__Written problem__
Will you print the material below without altering a single character?

Items from a figure collection:
>> Start

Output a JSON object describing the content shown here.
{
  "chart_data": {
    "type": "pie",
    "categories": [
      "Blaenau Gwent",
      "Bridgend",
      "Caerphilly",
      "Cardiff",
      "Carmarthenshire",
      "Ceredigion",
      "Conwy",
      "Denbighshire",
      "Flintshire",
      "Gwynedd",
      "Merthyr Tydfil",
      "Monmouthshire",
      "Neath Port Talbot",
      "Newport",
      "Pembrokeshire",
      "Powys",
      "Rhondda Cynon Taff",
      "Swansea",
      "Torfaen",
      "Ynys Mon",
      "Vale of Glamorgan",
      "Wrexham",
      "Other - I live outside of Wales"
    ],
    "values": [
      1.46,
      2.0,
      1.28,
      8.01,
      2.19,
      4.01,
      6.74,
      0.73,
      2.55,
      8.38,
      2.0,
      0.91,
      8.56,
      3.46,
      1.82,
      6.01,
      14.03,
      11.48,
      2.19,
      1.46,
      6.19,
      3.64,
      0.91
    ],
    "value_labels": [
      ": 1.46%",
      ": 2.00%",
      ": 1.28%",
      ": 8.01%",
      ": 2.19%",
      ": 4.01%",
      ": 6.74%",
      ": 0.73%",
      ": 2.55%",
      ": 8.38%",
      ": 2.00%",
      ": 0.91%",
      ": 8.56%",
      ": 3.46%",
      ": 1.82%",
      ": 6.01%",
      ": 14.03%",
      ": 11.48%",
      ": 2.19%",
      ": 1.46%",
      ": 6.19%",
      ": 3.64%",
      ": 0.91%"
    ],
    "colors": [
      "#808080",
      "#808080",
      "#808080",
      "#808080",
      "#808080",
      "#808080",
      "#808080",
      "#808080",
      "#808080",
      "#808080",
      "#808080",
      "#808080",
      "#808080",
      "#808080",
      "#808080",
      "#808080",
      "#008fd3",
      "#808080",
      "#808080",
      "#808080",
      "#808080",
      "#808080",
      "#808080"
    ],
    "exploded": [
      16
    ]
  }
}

>> End

__Written answer__
Output a JSON object describing the content shown here.
{
  "chart_data": {
    "type": "pie",
    "categories": [
      "Blaenau Gwent",
      "Bridgend",
      "Caerphilly",
      "Cardiff",
      "Carmarthenshire",
      "Ceredigion",
      "Conwy",
      "Denbighshire",
      "Flintshire",
      "Gwynedd",
      "Merthyr Tydfil",
      "Monmouthshire",
      "Neath Port Talbot",
      "Newport",
      "Pembrokeshire",
      "Powys",
      "Rhondda Cynon Taff",
      "Swansea",
      "Torfaen",
      "Ynys Mon",
      "Vale of Glamorgan",
      "Wrexham",
      "Other - I live outside of Wales"
    ],
    "values": [
      1.46,
      2.0,
      1.28,
      8.01,
      2.19,
      4.01,
      6.74,
      0.73,
      2.55,
      8.38,
      2.0,
      0.91,
      8.56,
      3.46,
      1.82,
      6.01,
      14.03,
      11.48,
      2.19,
      1.46,
      6.19,
      3.64,
      0.91
    ],
    "value_labels": [
      ": 1.46%",
      ": 2.00%",
      ": 1.28%",
      ": 8.01%",
      ": 2.19%",
      ": 4.01%",
      ": 6.74%",
      ": 0.73%",
      ": 2.55%",
      ": 8.38%",
      ": 2.00%",
      ": 0.91%",
      ": 8.56%",
      ": 3.46%",
      ": 1.82%",
      ": 6.01%",
      ": 14.03%",
      ": 11.48%",
      ": 2.19%",
      ": 1.46%",
      ": 6.19%",
      ": 3.64%",
      ": 0.91%"
    ],
    "colors": [
      "#808080",
      "#808080",
      "#808080",
      "#808080",
      "#808080",
      "#808080",
      "#808080",
      "#808080",
      "#808080",
      "#808080",
      "#808080",
      "#808080",
      "#808080",
      "#808080",
      "#808080",
      "#808080",
      "#008fd3",
      "#808080",
      "#808080",
      "#808080",
      "#808080",
      "#808080",
      "#808080"
    ],
    "exploded": [
      16
    ]
  }
}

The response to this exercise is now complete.